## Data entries
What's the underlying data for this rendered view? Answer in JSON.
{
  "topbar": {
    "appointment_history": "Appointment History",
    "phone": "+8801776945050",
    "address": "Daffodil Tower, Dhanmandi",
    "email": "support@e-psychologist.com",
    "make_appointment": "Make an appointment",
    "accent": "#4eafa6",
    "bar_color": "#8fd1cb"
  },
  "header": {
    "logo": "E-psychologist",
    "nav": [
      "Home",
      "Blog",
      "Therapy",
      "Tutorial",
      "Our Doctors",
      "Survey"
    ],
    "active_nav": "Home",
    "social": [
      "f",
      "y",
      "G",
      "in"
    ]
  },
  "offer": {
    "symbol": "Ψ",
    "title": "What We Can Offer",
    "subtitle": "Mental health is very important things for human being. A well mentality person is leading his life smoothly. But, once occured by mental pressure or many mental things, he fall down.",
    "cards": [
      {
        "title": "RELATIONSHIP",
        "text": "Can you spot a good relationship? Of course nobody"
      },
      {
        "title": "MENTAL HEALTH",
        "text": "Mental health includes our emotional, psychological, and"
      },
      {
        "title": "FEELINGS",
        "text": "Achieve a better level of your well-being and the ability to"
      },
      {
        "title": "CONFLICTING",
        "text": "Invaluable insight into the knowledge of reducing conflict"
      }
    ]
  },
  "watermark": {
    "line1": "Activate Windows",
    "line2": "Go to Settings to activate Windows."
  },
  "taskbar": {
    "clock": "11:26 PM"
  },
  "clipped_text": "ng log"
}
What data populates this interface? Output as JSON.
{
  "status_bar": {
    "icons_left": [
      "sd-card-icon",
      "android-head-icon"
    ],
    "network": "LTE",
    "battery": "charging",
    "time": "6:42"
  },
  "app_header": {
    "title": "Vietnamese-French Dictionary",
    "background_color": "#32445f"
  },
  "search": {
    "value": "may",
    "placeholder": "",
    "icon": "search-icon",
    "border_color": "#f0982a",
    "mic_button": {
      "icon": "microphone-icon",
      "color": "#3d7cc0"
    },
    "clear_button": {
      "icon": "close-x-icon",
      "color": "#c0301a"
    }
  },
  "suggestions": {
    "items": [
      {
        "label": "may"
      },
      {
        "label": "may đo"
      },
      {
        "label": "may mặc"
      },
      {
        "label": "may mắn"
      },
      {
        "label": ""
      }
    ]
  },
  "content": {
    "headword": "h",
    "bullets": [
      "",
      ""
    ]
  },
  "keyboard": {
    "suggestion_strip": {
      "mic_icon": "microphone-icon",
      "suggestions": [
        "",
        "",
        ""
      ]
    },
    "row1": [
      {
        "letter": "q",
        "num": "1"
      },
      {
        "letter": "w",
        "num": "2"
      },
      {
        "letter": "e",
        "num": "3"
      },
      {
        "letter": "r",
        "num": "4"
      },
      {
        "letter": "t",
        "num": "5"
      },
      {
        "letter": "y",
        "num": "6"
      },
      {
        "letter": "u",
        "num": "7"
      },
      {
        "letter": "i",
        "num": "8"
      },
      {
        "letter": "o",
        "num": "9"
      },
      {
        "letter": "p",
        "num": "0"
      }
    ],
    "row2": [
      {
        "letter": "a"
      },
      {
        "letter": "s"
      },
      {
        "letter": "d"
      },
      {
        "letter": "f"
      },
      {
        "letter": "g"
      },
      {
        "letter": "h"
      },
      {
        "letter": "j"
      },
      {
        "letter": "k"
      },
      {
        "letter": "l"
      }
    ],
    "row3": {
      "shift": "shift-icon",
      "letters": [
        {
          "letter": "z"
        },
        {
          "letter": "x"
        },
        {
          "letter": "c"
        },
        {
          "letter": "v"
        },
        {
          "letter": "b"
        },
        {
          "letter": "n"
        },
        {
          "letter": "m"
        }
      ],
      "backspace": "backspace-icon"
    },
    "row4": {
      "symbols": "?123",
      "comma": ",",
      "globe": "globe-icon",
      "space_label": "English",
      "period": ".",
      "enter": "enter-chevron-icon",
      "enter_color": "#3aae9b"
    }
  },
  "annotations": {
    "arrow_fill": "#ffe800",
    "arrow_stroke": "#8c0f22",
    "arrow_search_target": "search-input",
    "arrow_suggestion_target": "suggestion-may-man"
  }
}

## GIVEN TASK
Repeat the whole listing exactly, keeping every line intact.

## WRITTEN REPLY
What's the underlying data for this rendered view? Answer in JSON.
{
  "topbar": {
    "appointment_history": "Appointment History",
    "phone": "+8801776945050",
    "address": "Daffodil Tower, Dhanmandi",
    "email": "support@e-psychologist.com",
    "make_appointment": "Make an appointment",
    "accent": "#4eafa6",
    "bar_color": "#8fd1cb"
  },
  "header": {
    "logo": "E-psychologist",
    "nav": [
      "Home",
      "Blog",
      "Therapy",
      "Tutorial",
      "Our Doctors",
      "Survey"
    ],
    "active_nav": "Home",
    "social": [
      "f",
      "y",
      "G",
      "in"
    ]
  },
  "offer": {
    "symbol": "Ψ",
    "title": "What We Can Offer",
    "subtitle": "Mental health is very important things for human being. A well mentality person is leading his life smoothly. But, once occured by mental pressure or many mental things, he fall down.",
    "cards": [
      {
        "title": "RELATIONSHIP",
        "text": "Can you spot a good relationship? Of course nobody"
      },
      {
        "title": "MENTAL HEALTH",
        "text": "Mental health includes our emotional, psychological, and"
      },
      {
        "title": "FEELINGS",
        "text": "Achieve a better level of your well-being and the ability to"
      },
      {
        "title": "CONFLICTING",
        "text": "Invaluable insight into the knowledge of reducing conflict"
      }
    ]
  },
  "watermark": {
    "line1": "Activate Windows",
    "line2": "Go to Settings to activate Windows."
  },
  "taskbar": {
    "clock": "11:26 PM"
  },
  "clipped_text": "ng log"
}
What data populates this interface? Output as JSON.
{
  "status_bar": {
    "icons_left": [
      "sd-card-icon",
      "android-head-icon"
    ],
    "network": "LTE",
    "battery": "charging",
    "time": "6:42"
  },
  "app_header": {
    "title": "Vietnamese-French Dictionary",
    "background_color": "#32445f"
  },
  "search": {
    "value": "may",
    "placeholder": "",
    "icon": "search-icon",
    "border_color": "#f0982a",
    "mic_button": {
      "icon": "microphone-icon",
      "color": "#3d7cc0"
    },
    "clear_button": {
      "icon": "close-x-icon",
      "color": "#c0301a"
    }
  },
  "suggestions": {
    "items": [
      {
        "label": "may"
      },
      {
        "label": "may đo"
      },
      {
        "label": "may mặc"
      },
      {
        "label": "may mắn"
      },
      {
        "label": ""
      }
    ]
  },
  "content": {
    "headword": "h",
    "bullets": [
      "",
      ""
    ]
  },
  "keyboard": {
    "suggestion_strip": {
      "mic_icon": "microphone-icon",
      "suggestions": [
        "",
        "",
        ""
      ]
    },
    "row1": [
      {
        "letter": "q",
        "num": "1"
      },
      {
        "letter": "w",
        "num": "2"
      },
      {
        "letter": "e",
        "num": "3"
      },
      {
        "letter": "r",
        "num": "4"
      },
      {
        "letter": "t",
        "num": "5"
      },
      {
        "letter": "y",
        "num": "6"
      },
      {
        "letter": "u",
        "num": "7"
      },
      {
        "letter": "i",
        "num": "8"
      },
      {
        "letter": "o",
        "num": "9"
      },
      {
        "letter": "p",
        "num": "0"
      }
    ],
    "row2": [
      {
        "letter": "a"
      },
      {
        "letter": "s"
      },
      {
        "letter": "d"
      },
      {
        "letter": "f"
      },
      {
        "letter": "g"
      },
      {
        "letter": "h"
      },
      {
        "letter": "j"
      },
      {
        "letter": "k"
      },
      {
        "letter": "l"
      }
    ],
    "row3": {
      "shift": "shift-icon",
      "letters": [
        {
          "letter": "z"
        },
        {
          "letter": "x"
        },
        {
          "letter": "c"
        },
        {
          "letter": "v"
        },
        {
          "letter": "b"
        },
        {
          "letter": "n"
        },
        {
          "letter": "m"
        }
      ],
      "backspace": "backspace-icon"
    },
    "row4": {
      "symbols": "?123",
      "comma": ",",
      "globe": "globe-icon",
      "space_label": "English",
      "period": ".",
      "enter": "enter-chevron-icon",
      "enter_color": "#3aae9b"
    }
  },
  "annotations": {
    "arrow_fill": "#ffe800",
    "arrow_stroke": "#8c0f22",
    "arrow_search_target": "search-input",
    "arrow_suggestion_target": "suggestion-may-man"
  }
}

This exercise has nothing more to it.